→ THE EXERCISE:
Copy each line in the data that includes the word "generic".

[Saved data entries]
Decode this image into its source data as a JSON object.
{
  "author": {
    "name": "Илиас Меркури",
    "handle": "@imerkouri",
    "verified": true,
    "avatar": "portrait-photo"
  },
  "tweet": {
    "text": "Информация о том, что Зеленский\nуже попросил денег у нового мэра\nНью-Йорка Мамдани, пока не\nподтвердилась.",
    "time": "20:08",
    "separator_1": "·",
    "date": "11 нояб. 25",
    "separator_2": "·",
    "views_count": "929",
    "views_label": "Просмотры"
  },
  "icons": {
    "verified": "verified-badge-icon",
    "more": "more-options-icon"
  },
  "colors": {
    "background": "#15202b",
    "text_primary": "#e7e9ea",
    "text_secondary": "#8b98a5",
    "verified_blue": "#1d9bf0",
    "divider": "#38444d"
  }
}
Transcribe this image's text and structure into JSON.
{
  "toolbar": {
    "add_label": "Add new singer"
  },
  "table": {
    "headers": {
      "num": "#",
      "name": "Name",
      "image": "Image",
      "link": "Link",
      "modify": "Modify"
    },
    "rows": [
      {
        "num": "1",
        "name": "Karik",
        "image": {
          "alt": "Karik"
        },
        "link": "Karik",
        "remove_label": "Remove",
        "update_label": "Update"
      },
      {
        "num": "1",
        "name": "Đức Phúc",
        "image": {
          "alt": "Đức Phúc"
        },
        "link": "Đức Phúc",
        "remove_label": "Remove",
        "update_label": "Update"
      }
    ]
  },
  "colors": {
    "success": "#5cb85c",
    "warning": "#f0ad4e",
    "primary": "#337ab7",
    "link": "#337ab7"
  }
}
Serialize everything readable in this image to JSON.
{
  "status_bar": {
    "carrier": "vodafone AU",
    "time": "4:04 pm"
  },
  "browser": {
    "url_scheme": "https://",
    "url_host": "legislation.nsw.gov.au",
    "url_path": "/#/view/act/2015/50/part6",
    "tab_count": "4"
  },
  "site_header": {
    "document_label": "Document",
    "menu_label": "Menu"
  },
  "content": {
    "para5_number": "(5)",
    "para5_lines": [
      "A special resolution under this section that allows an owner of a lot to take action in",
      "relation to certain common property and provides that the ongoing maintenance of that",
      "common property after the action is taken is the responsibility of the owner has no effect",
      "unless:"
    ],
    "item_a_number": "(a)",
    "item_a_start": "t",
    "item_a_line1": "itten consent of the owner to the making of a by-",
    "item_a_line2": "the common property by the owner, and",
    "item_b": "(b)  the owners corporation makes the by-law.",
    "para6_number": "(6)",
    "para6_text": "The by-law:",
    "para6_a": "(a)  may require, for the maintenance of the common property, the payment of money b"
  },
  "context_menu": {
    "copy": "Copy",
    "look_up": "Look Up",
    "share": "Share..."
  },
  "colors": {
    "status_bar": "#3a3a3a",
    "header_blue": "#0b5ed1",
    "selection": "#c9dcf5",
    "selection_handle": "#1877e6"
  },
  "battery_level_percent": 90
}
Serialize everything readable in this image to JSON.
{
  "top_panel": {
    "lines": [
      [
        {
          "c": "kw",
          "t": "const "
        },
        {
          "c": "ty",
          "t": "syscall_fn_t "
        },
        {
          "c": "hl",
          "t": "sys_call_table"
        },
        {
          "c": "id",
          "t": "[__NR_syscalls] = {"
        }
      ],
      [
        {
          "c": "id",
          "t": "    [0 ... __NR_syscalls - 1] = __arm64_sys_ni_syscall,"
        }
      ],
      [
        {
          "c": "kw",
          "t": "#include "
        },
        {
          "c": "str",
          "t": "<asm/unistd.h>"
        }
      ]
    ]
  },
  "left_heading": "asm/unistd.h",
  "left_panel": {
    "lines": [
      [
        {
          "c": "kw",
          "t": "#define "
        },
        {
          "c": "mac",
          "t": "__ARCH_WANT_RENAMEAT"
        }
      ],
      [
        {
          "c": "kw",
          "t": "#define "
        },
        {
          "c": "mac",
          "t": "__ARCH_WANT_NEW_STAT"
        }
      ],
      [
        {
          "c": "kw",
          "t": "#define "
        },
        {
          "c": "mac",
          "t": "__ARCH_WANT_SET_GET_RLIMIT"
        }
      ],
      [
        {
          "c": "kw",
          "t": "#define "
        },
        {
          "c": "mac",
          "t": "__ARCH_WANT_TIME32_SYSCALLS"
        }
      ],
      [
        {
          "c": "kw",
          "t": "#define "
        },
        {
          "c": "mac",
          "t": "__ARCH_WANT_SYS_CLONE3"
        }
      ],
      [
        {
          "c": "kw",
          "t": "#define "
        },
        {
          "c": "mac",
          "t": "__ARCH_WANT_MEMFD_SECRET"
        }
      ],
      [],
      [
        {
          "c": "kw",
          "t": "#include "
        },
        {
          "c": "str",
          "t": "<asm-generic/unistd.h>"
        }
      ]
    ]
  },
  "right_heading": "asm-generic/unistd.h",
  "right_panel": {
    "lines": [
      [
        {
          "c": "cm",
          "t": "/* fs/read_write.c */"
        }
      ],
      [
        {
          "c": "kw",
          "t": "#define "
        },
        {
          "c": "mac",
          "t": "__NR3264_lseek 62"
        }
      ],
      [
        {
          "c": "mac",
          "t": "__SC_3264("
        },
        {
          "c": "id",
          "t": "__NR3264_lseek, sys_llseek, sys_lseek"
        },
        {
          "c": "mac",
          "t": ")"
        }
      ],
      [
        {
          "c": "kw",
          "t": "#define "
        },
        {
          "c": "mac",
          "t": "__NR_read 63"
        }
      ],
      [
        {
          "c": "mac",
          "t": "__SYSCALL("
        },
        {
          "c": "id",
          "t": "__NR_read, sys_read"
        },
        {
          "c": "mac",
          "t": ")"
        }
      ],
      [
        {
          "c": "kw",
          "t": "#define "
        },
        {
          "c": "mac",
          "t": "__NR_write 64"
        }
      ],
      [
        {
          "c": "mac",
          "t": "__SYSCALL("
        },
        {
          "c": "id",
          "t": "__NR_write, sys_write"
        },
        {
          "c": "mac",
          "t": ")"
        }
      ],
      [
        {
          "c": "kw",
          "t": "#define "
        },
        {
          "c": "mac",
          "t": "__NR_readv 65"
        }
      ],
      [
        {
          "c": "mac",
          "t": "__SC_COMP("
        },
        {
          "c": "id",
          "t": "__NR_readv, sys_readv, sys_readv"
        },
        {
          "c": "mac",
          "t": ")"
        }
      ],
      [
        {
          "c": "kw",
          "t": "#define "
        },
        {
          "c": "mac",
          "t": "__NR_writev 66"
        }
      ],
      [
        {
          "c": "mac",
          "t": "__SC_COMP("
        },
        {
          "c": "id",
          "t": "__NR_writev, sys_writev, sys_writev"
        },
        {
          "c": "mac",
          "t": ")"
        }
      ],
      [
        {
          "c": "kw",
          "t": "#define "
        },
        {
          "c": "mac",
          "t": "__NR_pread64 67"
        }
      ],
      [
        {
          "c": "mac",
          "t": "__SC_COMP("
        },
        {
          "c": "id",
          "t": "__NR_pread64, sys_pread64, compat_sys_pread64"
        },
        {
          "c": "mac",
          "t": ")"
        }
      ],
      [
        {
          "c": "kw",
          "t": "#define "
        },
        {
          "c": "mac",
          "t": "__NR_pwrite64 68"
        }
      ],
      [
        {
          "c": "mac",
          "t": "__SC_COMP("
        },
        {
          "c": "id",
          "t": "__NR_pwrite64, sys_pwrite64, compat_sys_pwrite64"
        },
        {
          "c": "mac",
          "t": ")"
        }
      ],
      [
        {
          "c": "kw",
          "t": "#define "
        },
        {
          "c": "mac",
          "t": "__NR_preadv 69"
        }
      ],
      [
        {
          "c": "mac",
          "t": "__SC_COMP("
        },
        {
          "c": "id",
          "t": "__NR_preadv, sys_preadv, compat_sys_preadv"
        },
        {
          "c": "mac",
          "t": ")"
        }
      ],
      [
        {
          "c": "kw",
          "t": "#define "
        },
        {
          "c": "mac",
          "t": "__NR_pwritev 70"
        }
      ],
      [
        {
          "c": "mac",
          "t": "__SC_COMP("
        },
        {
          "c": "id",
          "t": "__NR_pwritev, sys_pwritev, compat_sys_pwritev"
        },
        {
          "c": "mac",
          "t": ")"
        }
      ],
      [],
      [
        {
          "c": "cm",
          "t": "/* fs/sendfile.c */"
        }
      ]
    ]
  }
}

→ OUTPUT FOR THIS EXERCISE:
          "t": "<asm-generic/unistd.h>"
  "right_heading": "asm-generic/unistd.h",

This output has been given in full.